### [WORK REQUIRED]
List each line of the data that holds the string "Motorcyclists".

### [EXTRACTED ENTRIES]
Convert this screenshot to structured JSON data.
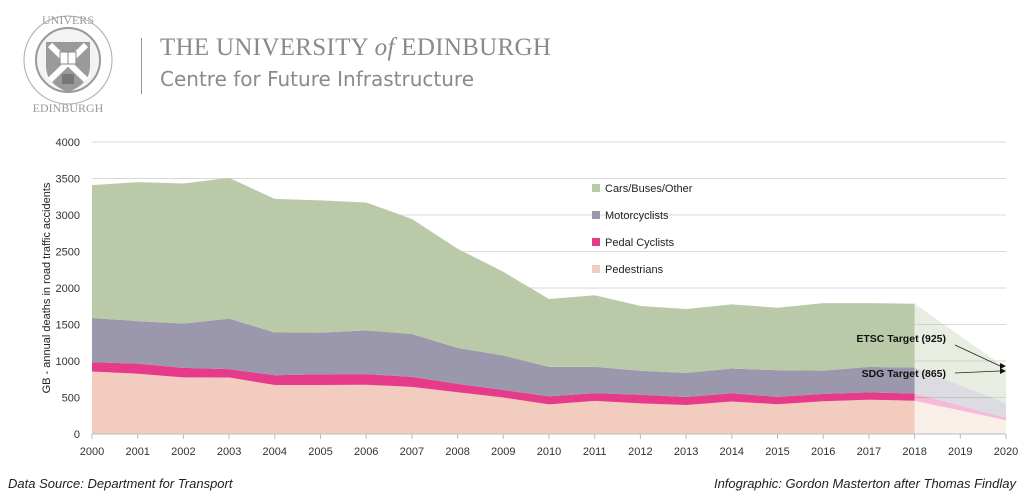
{
  "header": {
    "logo_text": "THE UNIVERSITY OF EDINBURGH",
    "title_pre": "THE UNIVERSITY",
    "title_of": "of",
    "title_post": "EDINBURGH",
    "subtitle": "Centre for Future Infrastructure"
  },
  "footer": {
    "source": "Data Source: Department for Transport",
    "credit": "Infographic: Gordon Masterton after Thomas Findlay"
  },
  "chart_data": {
    "type": "area",
    "stacked": true,
    "title": "",
    "xlabel": "",
    "ylabel": "GB - annual deaths in road traffic accidents",
    "ylim": [
      0,
      4000
    ],
    "yticks": [
      0,
      500,
      1000,
      1500,
      2000,
      2500,
      3000,
      3500,
      4000
    ],
    "grid": true,
    "legend_position": "center-right",
    "x": [
      2000,
      2001,
      2002,
      2003,
      2004,
      2005,
      2006,
      2007,
      2008,
      2009,
      2010,
      2011,
      2012,
      2013,
      2014,
      2015,
      2016,
      2017,
      2018
    ],
    "series": [
      {
        "name": "Pedestrians",
        "color": "#f2cdbf",
        "values": [
          857,
          826,
          775,
          774,
          671,
          671,
          675,
          646,
          572,
          500,
          405,
          453,
          420,
          398,
          446,
          408,
          448,
          470,
          456
        ]
      },
      {
        "name": "Pedal Cyclists",
        "color": "#e63a8a",
        "values": [
          127,
          138,
          130,
          114,
          134,
          148,
          146,
          136,
          115,
          104,
          111,
          107,
          118,
          109,
          113,
          100,
          102,
          101,
          99
        ]
      },
      {
        "name": "Motorcyclists",
        "color": "#9b98ad",
        "values": [
          605,
          583,
          609,
          693,
          585,
          569,
          599,
          588,
          493,
          472,
          403,
          362,
          328,
          331,
          339,
          365,
          319,
          349,
          354
        ]
      },
      {
        "name": "Cars/Buses/Other",
        "color": "#bacaa9",
        "values": [
          1820,
          1903,
          1917,
          1927,
          1831,
          1813,
          1752,
          1576,
          1358,
          1146,
          931,
          979,
          888,
          875,
          877,
          857,
          923,
          873,
          875
        ]
      }
    ],
    "projection": {
      "x": [
        2018,
        2020
      ],
      "values": {
        "Pedestrians": [
          456,
          190
        ],
        "Pedal Cyclists": [
          99,
          30
        ],
        "Motorcyclists": [
          354,
          200
        ],
        "Cars/Buses/Other": [
          875,
          480
        ]
      }
    },
    "xtick_labels": [
      "2000",
      "2001",
      "2002",
      "2003",
      "2004",
      "2005",
      "2006",
      "2007",
      "2008",
      "2009",
      "2010",
      "2011",
      "2012",
      "2013",
      "2014",
      "2015",
      "2016",
      "2017",
      "2018",
      "2019",
      "2020"
    ],
    "annotations": [
      {
        "text": "ETSC Target (925)",
        "year": 2020,
        "value": 925
      },
      {
        "text": "SDG Target (865)",
        "year": 2020,
        "value": 865
      }
    ]
  }
}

### [FINISHED TASK]
        "name": "Motorcyclists",
        "Motorcyclists": [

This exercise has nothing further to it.